## Work to complete
The entries below should be given again exactly, minus their pictures.
— start Entries shown —
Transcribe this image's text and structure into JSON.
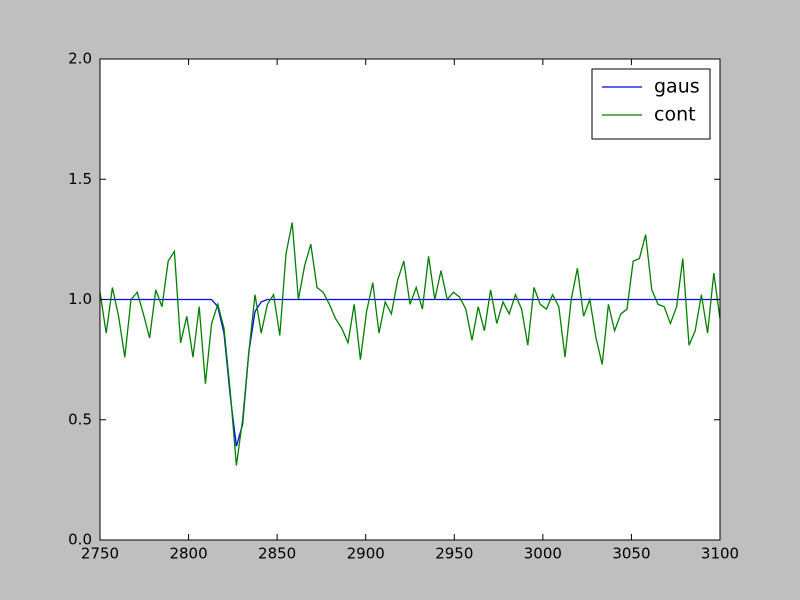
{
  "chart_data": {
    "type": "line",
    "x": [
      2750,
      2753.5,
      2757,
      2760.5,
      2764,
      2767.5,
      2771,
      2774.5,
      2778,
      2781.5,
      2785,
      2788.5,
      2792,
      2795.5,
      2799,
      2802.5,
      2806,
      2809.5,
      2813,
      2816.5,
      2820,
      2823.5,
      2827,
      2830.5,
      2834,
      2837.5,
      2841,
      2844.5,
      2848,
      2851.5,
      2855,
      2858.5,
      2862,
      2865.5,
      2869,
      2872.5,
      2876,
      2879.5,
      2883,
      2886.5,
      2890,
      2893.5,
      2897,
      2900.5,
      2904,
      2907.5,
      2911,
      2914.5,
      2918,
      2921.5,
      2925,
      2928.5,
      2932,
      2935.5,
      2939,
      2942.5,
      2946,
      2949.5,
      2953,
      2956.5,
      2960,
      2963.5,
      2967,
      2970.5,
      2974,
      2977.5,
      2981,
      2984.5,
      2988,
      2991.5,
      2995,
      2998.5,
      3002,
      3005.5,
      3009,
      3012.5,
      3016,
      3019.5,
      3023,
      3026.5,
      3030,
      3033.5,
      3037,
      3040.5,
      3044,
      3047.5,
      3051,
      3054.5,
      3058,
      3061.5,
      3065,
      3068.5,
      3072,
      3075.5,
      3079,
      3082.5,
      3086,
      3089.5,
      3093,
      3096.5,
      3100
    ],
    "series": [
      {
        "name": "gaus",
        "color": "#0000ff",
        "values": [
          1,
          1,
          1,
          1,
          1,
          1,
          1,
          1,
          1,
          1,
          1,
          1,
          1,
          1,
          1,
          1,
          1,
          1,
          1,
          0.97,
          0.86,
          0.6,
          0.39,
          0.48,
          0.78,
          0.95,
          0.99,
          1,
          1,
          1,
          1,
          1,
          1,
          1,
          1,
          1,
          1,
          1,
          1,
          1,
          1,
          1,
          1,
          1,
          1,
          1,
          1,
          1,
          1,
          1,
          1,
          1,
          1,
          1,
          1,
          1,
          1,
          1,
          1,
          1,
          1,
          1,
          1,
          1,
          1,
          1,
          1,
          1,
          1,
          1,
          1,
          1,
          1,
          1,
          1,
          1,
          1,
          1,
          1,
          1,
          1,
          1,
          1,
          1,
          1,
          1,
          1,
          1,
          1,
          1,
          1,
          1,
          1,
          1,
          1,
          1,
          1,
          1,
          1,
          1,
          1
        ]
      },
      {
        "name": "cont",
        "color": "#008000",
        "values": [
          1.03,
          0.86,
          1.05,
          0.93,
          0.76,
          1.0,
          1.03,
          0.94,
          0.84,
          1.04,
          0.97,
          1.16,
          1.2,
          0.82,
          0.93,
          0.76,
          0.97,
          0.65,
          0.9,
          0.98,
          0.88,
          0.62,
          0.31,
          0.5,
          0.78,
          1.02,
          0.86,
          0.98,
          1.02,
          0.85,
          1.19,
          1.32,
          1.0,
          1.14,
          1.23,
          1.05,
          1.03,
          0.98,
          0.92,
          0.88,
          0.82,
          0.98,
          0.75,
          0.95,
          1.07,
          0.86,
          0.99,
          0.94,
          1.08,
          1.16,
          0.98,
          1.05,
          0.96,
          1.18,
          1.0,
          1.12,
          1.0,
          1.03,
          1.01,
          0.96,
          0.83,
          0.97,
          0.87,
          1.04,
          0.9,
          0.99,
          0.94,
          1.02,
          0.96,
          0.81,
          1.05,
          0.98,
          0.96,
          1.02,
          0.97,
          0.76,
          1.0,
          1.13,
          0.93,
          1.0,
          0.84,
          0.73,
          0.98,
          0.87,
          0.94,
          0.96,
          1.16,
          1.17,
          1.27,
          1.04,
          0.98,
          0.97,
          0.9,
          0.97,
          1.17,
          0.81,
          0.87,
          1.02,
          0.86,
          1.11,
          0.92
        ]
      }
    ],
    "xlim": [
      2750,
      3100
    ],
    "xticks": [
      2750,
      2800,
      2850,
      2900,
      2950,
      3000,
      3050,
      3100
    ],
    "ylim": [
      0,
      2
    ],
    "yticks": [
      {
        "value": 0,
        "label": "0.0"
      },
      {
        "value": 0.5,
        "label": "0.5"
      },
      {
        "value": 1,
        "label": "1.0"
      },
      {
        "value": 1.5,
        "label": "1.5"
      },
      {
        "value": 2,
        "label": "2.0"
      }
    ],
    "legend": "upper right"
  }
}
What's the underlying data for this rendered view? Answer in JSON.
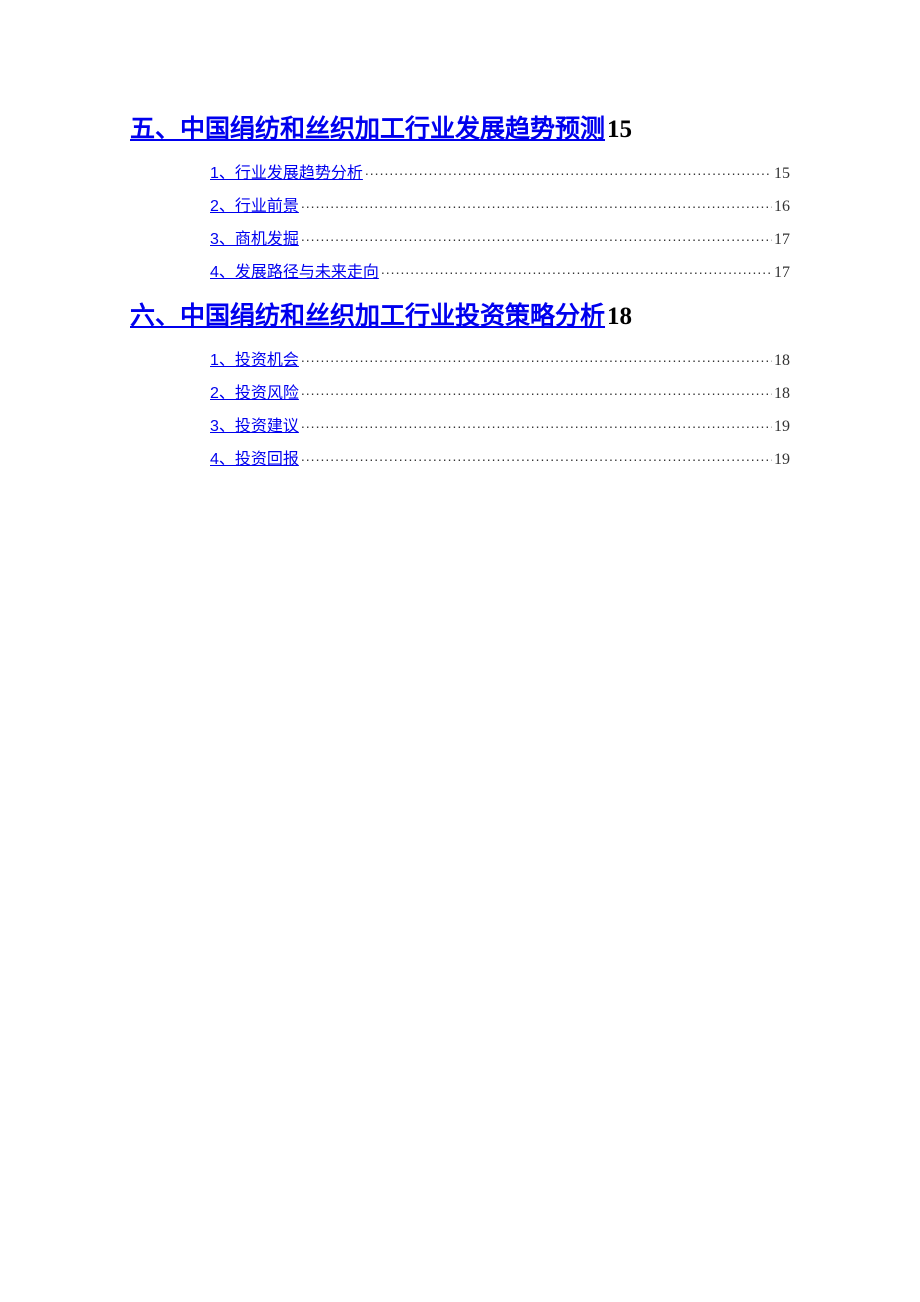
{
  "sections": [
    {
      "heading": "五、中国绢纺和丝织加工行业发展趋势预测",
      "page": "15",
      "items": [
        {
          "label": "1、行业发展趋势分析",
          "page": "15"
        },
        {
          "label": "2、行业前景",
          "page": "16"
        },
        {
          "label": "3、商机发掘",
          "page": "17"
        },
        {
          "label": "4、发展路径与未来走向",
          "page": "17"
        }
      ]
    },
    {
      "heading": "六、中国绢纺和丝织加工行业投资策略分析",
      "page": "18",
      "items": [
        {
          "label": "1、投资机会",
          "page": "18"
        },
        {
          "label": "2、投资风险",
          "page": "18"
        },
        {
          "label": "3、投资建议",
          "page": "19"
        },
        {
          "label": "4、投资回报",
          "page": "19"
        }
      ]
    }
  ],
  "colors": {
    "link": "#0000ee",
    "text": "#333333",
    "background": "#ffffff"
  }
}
— end Entries shown —
## Exercise response
Transcribe this image's text and structure into JSON.
{
  "chart_data": {
    "type": "line",
    "x": [
      2750,
      2753.5,
      2757,
      2760.5,
      2764,
      2767.5,
      2771,
      2774.5,
      2778,
      2781.5,
      2785,
      2788.5,
      2792,
      2795.5,
      2799,
      2802.5,
      2806,
      2809.5,
      2813,
      2816.5,
      2820,
      2823.5,
      2827,
      2830.5,
      2834,
      2837.5,
      2841,
      2844.5,
      2848,
      2851.5,
      2855,
      2858.5,
      2862,
      2865.5,
      2869,
      2872.5,
      2876,
      2879.5,
      2883,
      2886.5,
      2890,
      2893.5,
      2897,
      2900.5,
      2904,
      2907.5,
      2911,
      2914.5,
      2918,
      2921.5,
      2925,
      2928.5,
      2932,
      2935.5,
      2939,
      2942.5,
      2946,
      2949.5,
      2953,
      2956.5,
      2960,
      2963.5,
      2967,
      2970.5,
      2974,
      2977.5,
      2981,
      2984.5,
      2988,
      2991.5,
      2995,
      2998.5,
      3002,
      3005.5,
      3009,
      3012.5,
      3016,
      3019.5,
      3023,
      3026.5,
      3030,
      3033.5,
      3037,
      3040.5,
      3044,
      3047.5,
      3051,
      3054.5,
      3058,
      3061.5,
      3065,
      3068.5,
      3072,
      3075.5,
      3079,
      3082.5,
      3086,
      3089.5,
      3093,
      3096.5,
      3100
    ],
    "series": [
      {
        "name": "gaus",
        "color": "#0000ff",
        "values": [
          1,
          1,
          1,
          1,
          1,
          1,
          1,
          1,
          1,
          1,
          1,
          1,
          1,
          1,
          1,
          1,
          1,
          1,
          1,
          0.97,
          0.86,
          0.6,
          0.39,
          0.48,
          0.78,
          0.95,
          0.99,
          1,
          1,
          1,
          1,
          1,
          1,
          1,
          1,
          1,
          1,
          1,
          1,
          1,
          1,
          1,
          1,
          1,
          1,
          1,
          1,
          1,
          1,
          1,
          1,
          1,
          1,
          1,
          1,
          1,
          1,
          1,
          1,
          1,
          1,
          1,
          1,
          1,
          1,
          1,
          1,
          1,
          1,
          1,
          1,
          1,
          1,
          1,
          1,
          1,
          1,
          1,
          1,
          1,
          1,
          1,
          1,
          1,
          1,
          1,
          1,
          1,
          1,
          1,
          1,
          1,
          1,
          1,
          1,
          1,
          1,
          1,
          1,
          1,
          1
        ]
      },
      {
        "name": "cont",
        "color": "#008000",
        "values": [
          1.03,
          0.86,
          1.05,
          0.93,
          0.76,
          1.0,
          1.03,
          0.94,
          0.84,
          1.04,
          0.97,
          1.16,
          1.2,
          0.82,
          0.93,
          0.76,
          0.97,
          0.65,
          0.9,
          0.98,
          0.88,
          0.62,
          0.31,
          0.5,
          0.78,
          1.02,
          0.86,
          0.98,
          1.02,
          0.85,
          1.19,
          1.32,
          1.0,
          1.14,
          1.23,
          1.05,
          1.03,
          0.98,
          0.92,
          0.88,
          0.82,
          0.98,
          0.75,
          0.95,
          1.07,
          0.86,
          0.99,
          0.94,
          1.08,
          1.16,
          0.98,
          1.05,
          0.96,
          1.18,
          1.0,
          1.12,
          1.0,
          1.03,
          1.01,
          0.96,
          0.83,
          0.97,
          0.87,
          1.04,
          0.9,
          0.99,
          0.94,
          1.02,
          0.96,
          0.81,
          1.05,
          0.98,
          0.96,
          1.02,
          0.97,
          0.76,
          1.0,
          1.13,
          0.93,
          1.0,
          0.84,
          0.73,
          0.98,
          0.87,
          0.94,
          0.96,
          1.16,
          1.17,
          1.27,
          1.04,
          0.98,
          0.97,
          0.9,
          0.97,
          1.17,
          0.81,
          0.87,
          1.02,
          0.86,
          1.11,
          0.92
        ]
      }
    ],
    "xlim": [
      2750,
      3100
    ],
    "xticks": [
      2750,
      2800,
      2850,
      2900,
      2950,
      3000,
      3050,
      3100
    ],
    "ylim": [
      0,
      2
    ],
    "yticks": [
      {
        "value": 0,
        "label": "0.0"
      },
      {
        "value": 0.5,
        "label": "0.5"
      },
      {
        "value": 1,
        "label": "1.0"
      },
      {
        "value": 1.5,
        "label": "1.5"
      },
      {
        "value": 2,
        "label": "2.0"
      }
    ],
    "legend": "upper right"
  }
}
What's the underlying data for this rendered view? Answer in JSON.
{
  "sections": [
    {
      "heading": "五、中国绢纺和丝织加工行业发展趋势预测",
      "page": "15",
      "items": [
        {
          "label": "1、行业发展趋势分析",
          "page": "15"
        },
        {
          "label": "2、行业前景",
          "page": "16"
        },
        {
          "label": "3、商机发掘",
          "page": "17"
        },
        {
          "label": "4、发展路径与未来走向",
          "page": "17"
        }
      ]
    },
    {
      "heading": "六、中国绢纺和丝织加工行业投资策略分析",
      "page": "18",
      "items": [
        {
          "label": "1、投资机会",
          "page": "18"
        },
        {
          "label": "2、投资风险",
          "page": "18"
        },
        {
          "label": "3、投资建议",
          "page": "19"
        },
        {
          "label": "4、投资回报",
          "page": "19"
        }
      ]
    }
  ],
  "colors": {
    "link": "#0000ee",
    "text": "#333333",
    "background": "#ffffff"
  }
}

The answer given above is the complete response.